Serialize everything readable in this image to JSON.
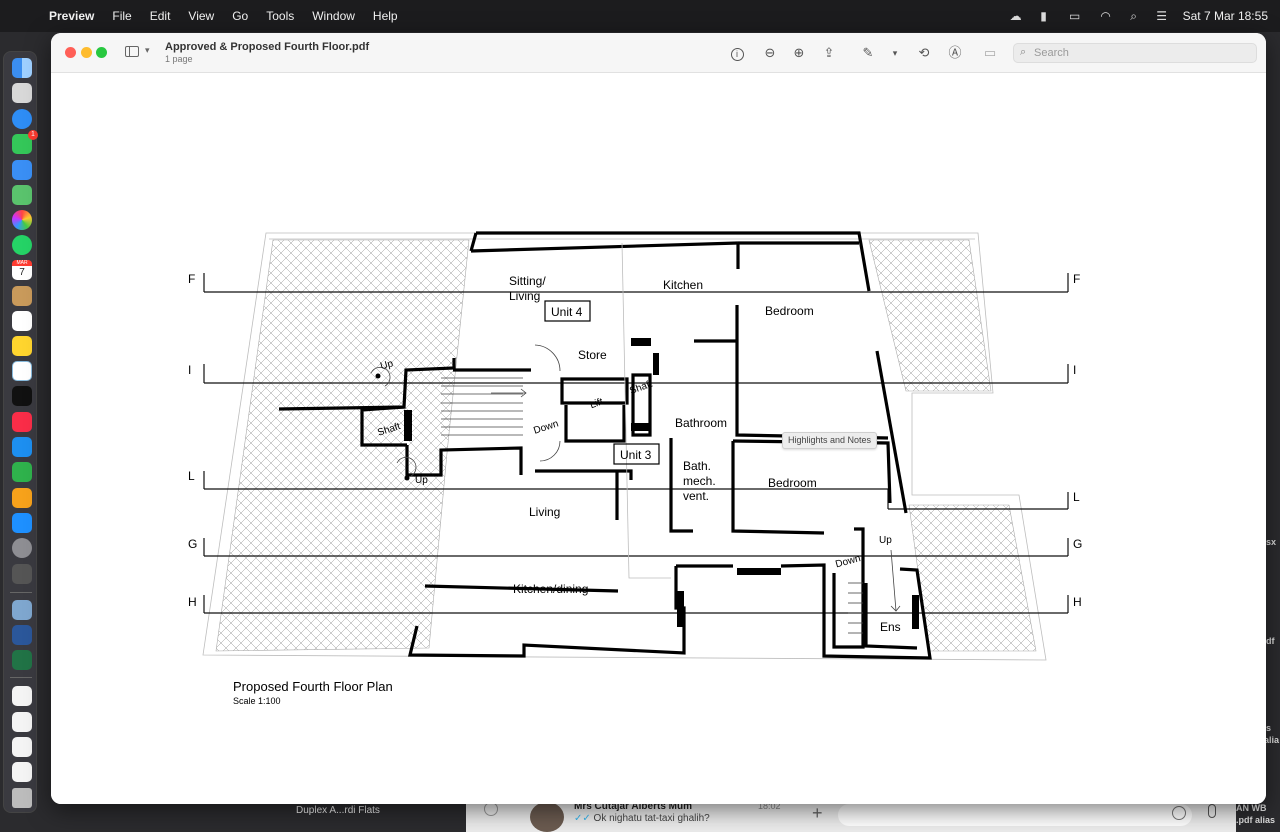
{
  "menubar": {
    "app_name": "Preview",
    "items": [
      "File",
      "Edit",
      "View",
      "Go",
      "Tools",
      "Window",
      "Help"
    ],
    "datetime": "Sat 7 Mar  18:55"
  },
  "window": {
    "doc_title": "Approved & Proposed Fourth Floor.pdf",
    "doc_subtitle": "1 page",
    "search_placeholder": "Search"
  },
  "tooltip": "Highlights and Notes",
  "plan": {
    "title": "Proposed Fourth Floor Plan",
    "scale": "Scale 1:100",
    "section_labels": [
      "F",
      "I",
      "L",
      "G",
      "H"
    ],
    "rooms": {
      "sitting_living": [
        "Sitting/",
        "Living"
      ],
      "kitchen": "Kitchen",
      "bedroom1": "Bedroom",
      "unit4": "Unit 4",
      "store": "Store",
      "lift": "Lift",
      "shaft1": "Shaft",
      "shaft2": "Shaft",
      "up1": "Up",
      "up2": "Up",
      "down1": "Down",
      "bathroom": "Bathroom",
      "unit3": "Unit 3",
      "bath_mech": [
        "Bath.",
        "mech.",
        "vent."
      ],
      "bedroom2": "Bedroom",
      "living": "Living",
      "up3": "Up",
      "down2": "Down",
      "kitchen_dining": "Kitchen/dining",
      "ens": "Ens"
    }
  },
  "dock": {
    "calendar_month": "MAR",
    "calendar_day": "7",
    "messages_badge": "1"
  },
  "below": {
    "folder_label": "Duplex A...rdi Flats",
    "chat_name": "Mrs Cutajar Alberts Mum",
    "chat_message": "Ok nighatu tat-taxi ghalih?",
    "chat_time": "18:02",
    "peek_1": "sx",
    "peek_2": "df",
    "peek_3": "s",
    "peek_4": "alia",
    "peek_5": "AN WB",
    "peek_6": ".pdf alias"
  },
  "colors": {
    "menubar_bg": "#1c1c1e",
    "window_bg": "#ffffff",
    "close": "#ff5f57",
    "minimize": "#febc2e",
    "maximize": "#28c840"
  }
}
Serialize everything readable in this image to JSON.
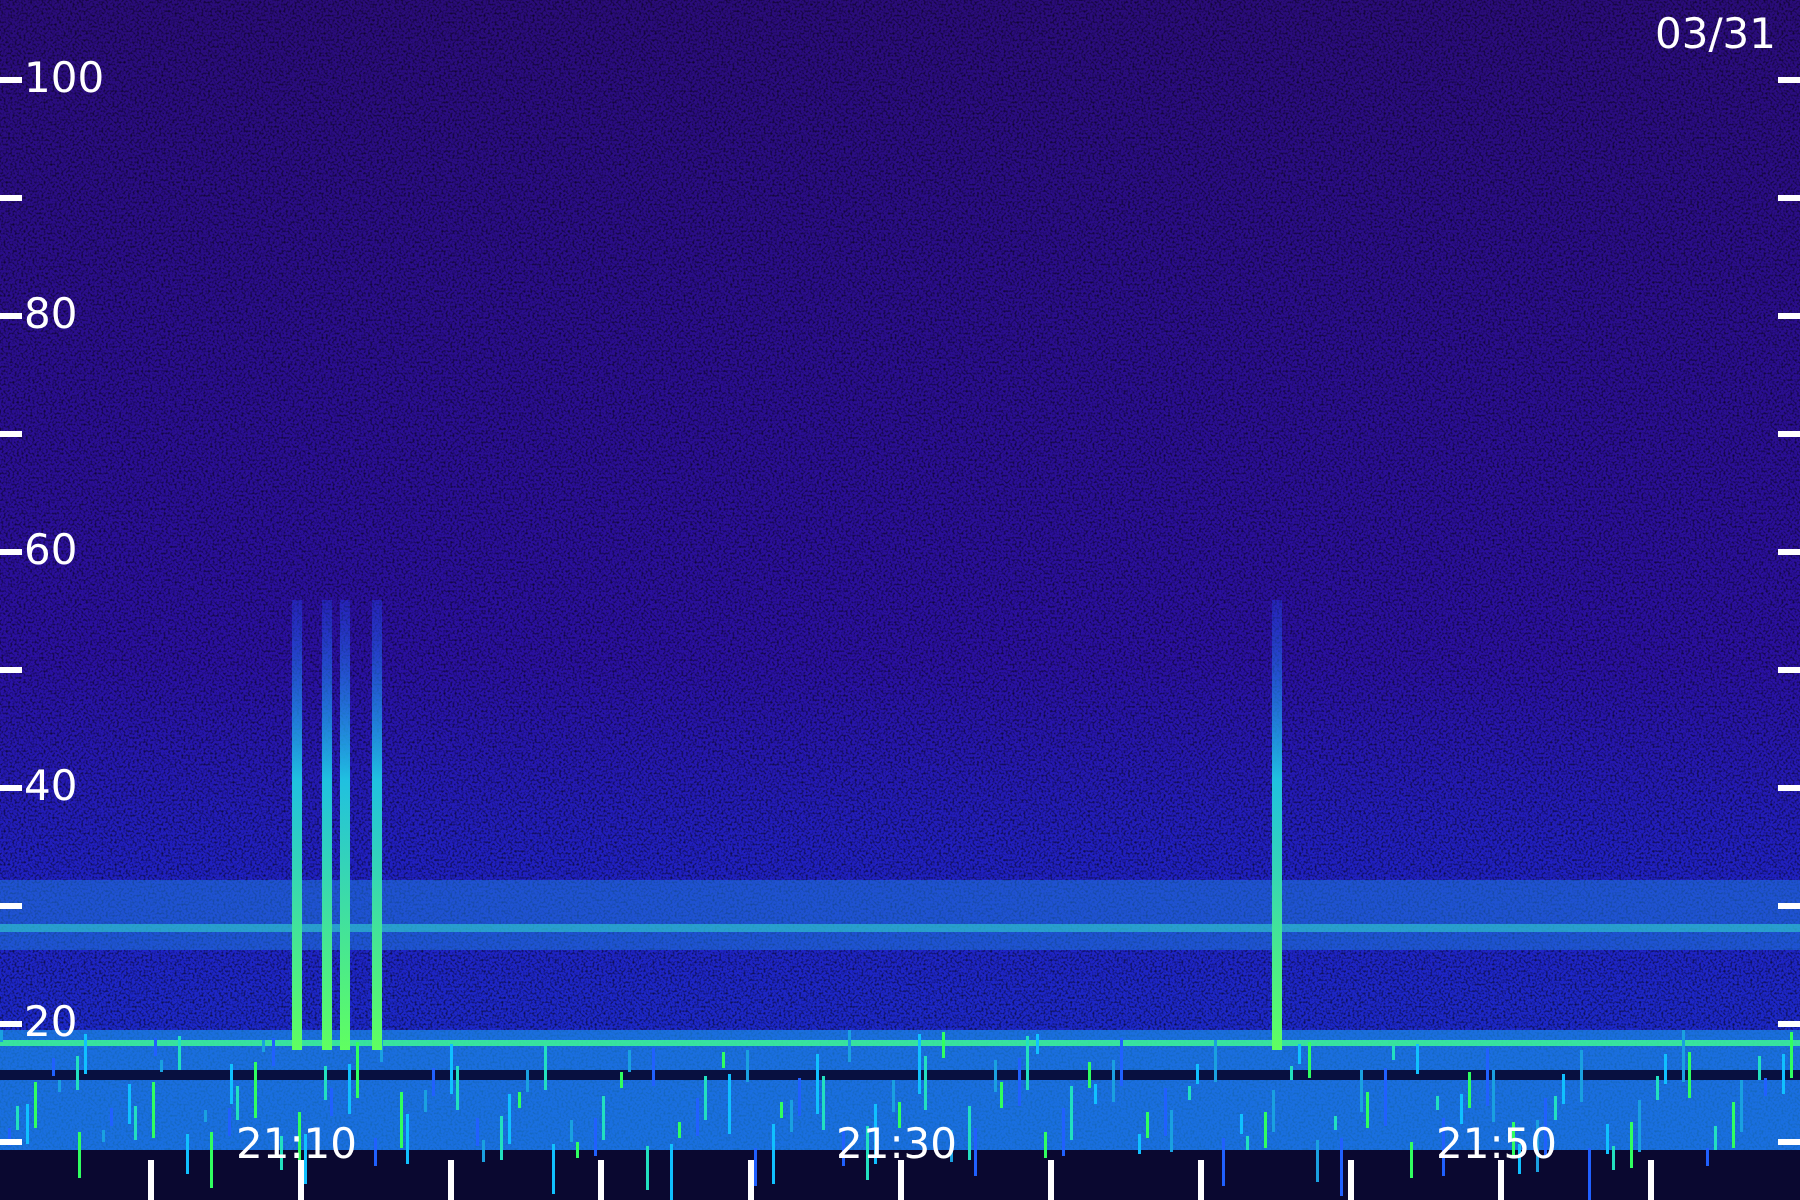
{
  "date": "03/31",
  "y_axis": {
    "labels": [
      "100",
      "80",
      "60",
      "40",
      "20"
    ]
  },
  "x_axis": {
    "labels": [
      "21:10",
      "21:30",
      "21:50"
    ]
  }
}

_TASK GOAL_.
Restate the whole listing above exactly, please, omitting every image.

_EXERCISE OUTPUT_.
Serialize everything readable in this image to JSON.
{
  "menubar": {
    "app_name": "Preview",
    "items": [
      "File",
      "Edit",
      "View",
      "Go",
      "Tools",
      "Window",
      "Help"
    ],
    "datetime": "Sat 7 Mar  18:55"
  },
  "window": {
    "doc_title": "Approved & Proposed Fourth Floor.pdf",
    "doc_subtitle": "1 page",
    "search_placeholder": "Search"
  },
  "tooltip": "Highlights and Notes",
  "plan": {
    "title": "Proposed Fourth Floor Plan",
    "scale": "Scale 1:100",
    "section_labels": [
      "F",
      "I",
      "L",
      "G",
      "H"
    ],
    "rooms": {
      "sitting_living": [
        "Sitting/",
        "Living"
      ],
      "kitchen": "Kitchen",
      "bedroom1": "Bedroom",
      "unit4": "Unit 4",
      "store": "Store",
      "lift": "Lift",
      "shaft1": "Shaft",
      "shaft2": "Shaft",
      "up1": "Up",
      "up2": "Up",
      "down1": "Down",
      "bathroom": "Bathroom",
      "unit3": "Unit 3",
      "bath_mech": [
        "Bath.",
        "mech.",
        "vent."
      ],
      "bedroom2": "Bedroom",
      "living": "Living",
      "up3": "Up",
      "down2": "Down",
      "kitchen_dining": "Kitchen/dining",
      "ens": "Ens"
    }
  },
  "dock": {
    "calendar_month": "MAR",
    "calendar_day": "7",
    "messages_badge": "1"
  },
  "below": {
    "folder_label": "Duplex A...rdi Flats",
    "chat_name": "Mrs Cutajar Alberts Mum",
    "chat_message": "Ok nighatu tat-taxi ghalih?",
    "chat_time": "18:02",
    "peek_1": "sx",
    "peek_2": "df",
    "peek_3": "s",
    "peek_4": "alia",
    "peek_5": "AN WB",
    "peek_6": ".pdf alias"
  },
  "colors": {
    "menubar_bg": "#1c1c1e",
    "window_bg": "#ffffff",
    "close": "#ff5f57",
    "minimize": "#febc2e",
    "maximize": "#28c840"
  }
}
Serialize everything readable in this image to JSON.
{
  "date": "03/31",
  "y_axis": {
    "labels": [
      "100",
      "80",
      "60",
      "40",
      "20"
    ]
  },
  "x_axis": {
    "labels": [
      "21:10",
      "21:30",
      "21:50"
    ]
  }
}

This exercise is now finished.